[START]

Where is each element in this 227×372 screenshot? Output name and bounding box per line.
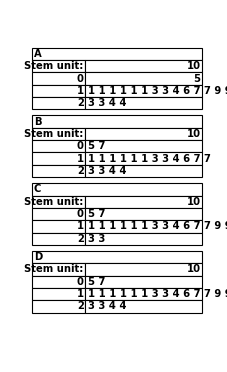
Text: 10: 10 [186,264,200,275]
Text: 2: 2 [76,234,83,244]
Text: Stem unit:: Stem unit: [24,264,83,275]
Bar [32,288,85,300]
Bar [32,300,85,312]
Bar [32,251,201,263]
Text: 1: 1 [76,221,83,231]
Bar [32,97,85,109]
Text: 3 3: 3 3 [88,234,105,244]
Bar [32,263,85,276]
Text: 1: 1 [76,86,83,96]
Bar [32,73,85,85]
Text: 2: 2 [76,98,83,108]
Text: 10: 10 [186,197,200,207]
Bar [85,232,201,245]
Text: 5: 5 [193,74,200,84]
Bar [32,60,85,73]
Text: 1: 1 [76,154,83,164]
Text: 1 1 1 1 1 1 3 3 4 6 7 7 9 9: 1 1 1 1 1 1 3 3 4 6 7 7 9 9 [88,86,227,96]
Text: 1: 1 [76,289,83,299]
Text: 0: 0 [76,209,83,219]
Text: Stem unit:: Stem unit: [24,197,83,207]
Text: D: D [34,252,42,262]
Text: B: B [34,117,41,126]
Text: 5 7: 5 7 [88,141,105,151]
Text: 5 7: 5 7 [88,209,105,219]
Bar [85,208,201,220]
Text: 10: 10 [186,61,200,71]
Bar [32,165,85,177]
Bar [32,115,201,128]
Bar [85,85,201,97]
Bar [85,73,201,85]
Text: 0: 0 [76,141,83,151]
Bar [85,288,201,300]
Bar [85,97,201,109]
Bar [32,48,201,60]
Text: 3 3 4 4: 3 3 4 4 [88,301,126,311]
Text: 5 7: 5 7 [88,277,105,287]
Bar [32,276,85,288]
Text: Stem unit:: Stem unit: [24,129,83,139]
Bar [32,220,85,232]
Text: 1 1 1 1 1 1 3 3 4 6 7 7 9 9: 1 1 1 1 1 1 3 3 4 6 7 7 9 9 [88,289,227,299]
Text: 0: 0 [76,74,83,84]
Bar [85,263,201,276]
Text: 2: 2 [76,166,83,176]
Bar [32,140,85,153]
Text: C: C [34,185,41,195]
Text: 2: 2 [76,301,83,311]
Bar [85,196,201,208]
Text: 1 1 1 1 1 1 3 3 4 6 7 7: 1 1 1 1 1 1 3 3 4 6 7 7 [88,154,210,164]
Bar [32,208,85,220]
Bar [32,85,85,97]
Text: 1 1 1 1 1 1 3 3 4 6 7 7 9 9: 1 1 1 1 1 1 3 3 4 6 7 7 9 9 [88,221,227,231]
Text: 3 3 4 4: 3 3 4 4 [88,166,126,176]
Text: A: A [34,49,42,59]
Text: 10: 10 [186,129,200,139]
Text: 3 3 4 4: 3 3 4 4 [88,98,126,108]
Bar [32,196,85,208]
Bar [85,300,201,312]
Bar [32,128,85,140]
Bar [32,232,85,245]
Bar [32,183,201,196]
Text: 0: 0 [76,277,83,287]
Bar [85,60,201,73]
Bar [85,276,201,288]
Bar [85,140,201,153]
Bar [85,165,201,177]
Bar [85,128,201,140]
Bar [85,153,201,165]
Text: Stem unit:: Stem unit: [24,61,83,71]
Bar [85,220,201,232]
Bar [32,153,85,165]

[END]

**Set task:** Repeat the data from the line with "Text: 10: 10 [186,264,200,275]" up to and including the line with "Bar [32,73,85,85]", substituting "Stem value" for "Stem unit" and leaving everything else as it is.

**Expected answer:**
Text: 10: 10 [186,264,200,275]
Text: 2: 2 [76,234,83,244]
Text: Stem value:: Stem value: [24,264,83,275]
Bar [32,288,85,300]
Bar [32,300,85,312]
Bar [32,251,201,263]
Text: 1: 1 [76,221,83,231]
Bar [32,97,85,109]
Text: 3 3: 3 3 [88,234,105,244]
Bar [32,263,85,276]
Text: 1: 1 [76,86,83,96]
Bar [32,73,85,85]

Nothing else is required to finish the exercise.